WHAT THIS TASK INVOLVES:
Could you give the data below again, exactly and completely?

==== ENTRIES PROVIDED ====

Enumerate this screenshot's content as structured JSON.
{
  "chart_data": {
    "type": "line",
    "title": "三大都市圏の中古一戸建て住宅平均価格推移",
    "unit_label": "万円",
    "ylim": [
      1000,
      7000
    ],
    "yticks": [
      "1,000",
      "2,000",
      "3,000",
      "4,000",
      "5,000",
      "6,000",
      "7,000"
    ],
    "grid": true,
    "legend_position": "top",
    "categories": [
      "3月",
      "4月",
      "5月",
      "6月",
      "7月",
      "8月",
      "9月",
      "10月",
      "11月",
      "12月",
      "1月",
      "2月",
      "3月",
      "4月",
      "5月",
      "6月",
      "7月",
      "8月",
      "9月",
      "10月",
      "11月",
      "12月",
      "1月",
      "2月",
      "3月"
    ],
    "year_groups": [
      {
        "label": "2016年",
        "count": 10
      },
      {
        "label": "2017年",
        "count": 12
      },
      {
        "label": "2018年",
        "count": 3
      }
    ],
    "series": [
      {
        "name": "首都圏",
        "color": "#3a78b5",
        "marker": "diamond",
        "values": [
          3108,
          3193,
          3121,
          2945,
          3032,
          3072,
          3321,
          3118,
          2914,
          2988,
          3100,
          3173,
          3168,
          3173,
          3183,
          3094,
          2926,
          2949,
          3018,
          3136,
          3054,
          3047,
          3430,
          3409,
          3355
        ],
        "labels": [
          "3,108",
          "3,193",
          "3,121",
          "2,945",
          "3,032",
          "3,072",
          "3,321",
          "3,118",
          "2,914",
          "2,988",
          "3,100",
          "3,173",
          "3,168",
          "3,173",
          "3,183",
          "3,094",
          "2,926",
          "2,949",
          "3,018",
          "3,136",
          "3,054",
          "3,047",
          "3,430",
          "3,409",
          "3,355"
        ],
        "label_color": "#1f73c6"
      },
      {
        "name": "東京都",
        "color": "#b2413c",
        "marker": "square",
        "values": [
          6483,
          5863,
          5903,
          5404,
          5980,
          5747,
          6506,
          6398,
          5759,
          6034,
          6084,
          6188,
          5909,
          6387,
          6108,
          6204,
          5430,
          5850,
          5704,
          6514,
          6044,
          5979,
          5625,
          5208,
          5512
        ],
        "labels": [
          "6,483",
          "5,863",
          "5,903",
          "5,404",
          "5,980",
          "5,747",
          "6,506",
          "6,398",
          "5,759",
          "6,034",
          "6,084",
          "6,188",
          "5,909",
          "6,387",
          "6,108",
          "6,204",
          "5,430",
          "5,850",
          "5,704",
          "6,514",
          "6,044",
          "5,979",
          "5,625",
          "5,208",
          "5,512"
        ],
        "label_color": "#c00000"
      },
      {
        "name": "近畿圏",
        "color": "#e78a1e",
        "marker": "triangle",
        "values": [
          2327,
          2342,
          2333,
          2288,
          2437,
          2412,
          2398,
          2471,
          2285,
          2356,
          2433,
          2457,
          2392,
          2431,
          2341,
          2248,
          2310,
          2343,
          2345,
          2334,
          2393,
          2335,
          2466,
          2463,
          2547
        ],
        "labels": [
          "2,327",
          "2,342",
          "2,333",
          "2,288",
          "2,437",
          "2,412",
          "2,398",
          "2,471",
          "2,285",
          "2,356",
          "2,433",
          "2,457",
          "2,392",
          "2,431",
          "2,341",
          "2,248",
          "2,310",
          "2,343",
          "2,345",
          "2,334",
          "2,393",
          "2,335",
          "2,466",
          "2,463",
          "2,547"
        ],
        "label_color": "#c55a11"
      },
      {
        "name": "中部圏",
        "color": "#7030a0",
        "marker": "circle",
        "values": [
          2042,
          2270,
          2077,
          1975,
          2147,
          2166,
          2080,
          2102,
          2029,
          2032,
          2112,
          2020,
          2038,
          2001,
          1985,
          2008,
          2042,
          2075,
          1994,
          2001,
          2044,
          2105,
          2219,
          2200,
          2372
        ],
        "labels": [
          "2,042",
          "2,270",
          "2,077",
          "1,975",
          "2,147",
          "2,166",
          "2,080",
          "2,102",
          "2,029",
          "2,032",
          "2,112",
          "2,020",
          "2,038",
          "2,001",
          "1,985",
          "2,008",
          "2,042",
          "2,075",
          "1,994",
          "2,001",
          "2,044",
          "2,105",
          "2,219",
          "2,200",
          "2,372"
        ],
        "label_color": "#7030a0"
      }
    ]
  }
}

====

ANSWER:
Enumerate this screenshot's content as structured JSON.
{
  "chart_data": {
    "type": "line",
    "title": "三大都市圏の中古一戸建て住宅平均価格推移",
    "unit_label": "万円",
    "ylim": [
      1000,
      7000
    ],
    "yticks": [
      "1,000",
      "2,000",
      "3,000",
      "4,000",
      "5,000",
      "6,000",
      "7,000"
    ],
    "grid": true,
    "legend_position": "top",
    "categories": [
      "3月",
      "4月",
      "5月",
      "6月",
      "7月",
      "8月",
      "9月",
      "10月",
      "11月",
      "12月",
      "1月",
      "2月",
      "3月",
      "4月",
      "5月",
      "6月",
      "7月",
      "8月",
      "9月",
      "10月",
      "11月",
      "12月",
      "1月",
      "2月",
      "3月"
    ],
    "year_groups": [
      {
        "label": "2016年",
        "count": 10
      },
      {
        "label": "2017年",
        "count": 12
      },
      {
        "label": "2018年",
        "count": 3
      }
    ],
    "series": [
      {
        "name": "首都圏",
        "color": "#3a78b5",
        "marker": "diamond",
        "values": [
          3108,
          3193,
          3121,
          2945,
          3032,
          3072,
          3321,
          3118,
          2914,
          2988,
          3100,
          3173,
          3168,
          3173,
          3183,
          3094,
          2926,
          2949,
          3018,
          3136,
          3054,
          3047,
          3430,
          3409,
          3355
        ],
        "labels": [
          "3,108",
          "3,193",
          "3,121",
          "2,945",
          "3,032",
          "3,072",
          "3,321",
          "3,118",
          "2,914",
          "2,988",
          "3,100",
          "3,173",
          "3,168",
          "3,173",
          "3,183",
          "3,094",
          "2,926",
          "2,949",
          "3,018",
          "3,136",
          "3,054",
          "3,047",
          "3,430",
          "3,409",
          "3,355"
        ],
        "label_color": "#1f73c6"
      },
      {
        "name": "東京都",
        "color": "#b2413c",
        "marker": "square",
        "values": [
          6483,
          5863,
          5903,
          5404,
          5980,
          5747,
          6506,
          6398,
          5759,
          6034,
          6084,
          6188,
          5909,
          6387,
          6108,
          6204,
          5430,
          5850,
          5704,
          6514,
          6044,
          5979,
          5625,
          5208,
          5512
        ],
        "labels": [
          "6,483",
          "5,863",
          "5,903",
          "5,404",
          "5,980",
          "5,747",
          "6,506",
          "6,398",
          "5,759",
          "6,034",
          "6,084",
          "6,188",
          "5,909",
          "6,387",
          "6,108",
          "6,204",
          "5,430",
          "5,850",
          "5,704",
          "6,514",
          "6,044",
          "5,979",
          "5,625",
          "5,208",
          "5,512"
        ],
        "label_color": "#c00000"
      },
      {
        "name": "近畿圏",
        "color": "#e78a1e",
        "marker": "triangle",
        "values": [
          2327,
          2342,
          2333,
          2288,
          2437,
          2412,
          2398,
          2471,
          2285,
          2356,
          2433,
          2457,
          2392,
          2431,
          2341,
          2248,
          2310,
          2343,
          2345,
          2334,
          2393,
          2335,
          2466,
          2463,
          2547
        ],
        "labels": [
          "2,327",
          "2,342",
          "2,333",
          "2,288",
          "2,437",
          "2,412",
          "2,398",
          "2,471",
          "2,285",
          "2,356",
          "2,433",
          "2,457",
          "2,392",
          "2,431",
          "2,341",
          "2,248",
          "2,310",
          "2,343",
          "2,345",
          "2,334",
          "2,393",
          "2,335",
          "2,466",
          "2,463",
          "2,547"
        ],
        "label_color": "#c55a11"
      },
      {
        "name": "中部圏",
        "color": "#7030a0",
        "marker": "circle",
        "values": [
          2042,
          2270,
          2077,
          1975,
          2147,
          2166,
          2080,
          2102,
          2029,
          2032,
          2112,
          2020,
          2038,
          2001,
          1985,
          2008,
          2042,
          2075,
          1994,
          2001,
          2044,
          2105,
          2219,
          2200,
          2372
        ],
        "labels": [
          "2,042",
          "2,270",
          "2,077",
          "1,975",
          "2,147",
          "2,166",
          "2,080",
          "2,102",
          "2,029",
          "2,032",
          "2,112",
          "2,020",
          "2,038",
          "2,001",
          "1,985",
          "2,008",
          "2,042",
          "2,075",
          "1,994",
          "2,001",
          "2,044",
          "2,105",
          "2,219",
          "2,200",
          "2,372"
        ],
        "label_color": "#7030a0"
      }
    ]
  }
}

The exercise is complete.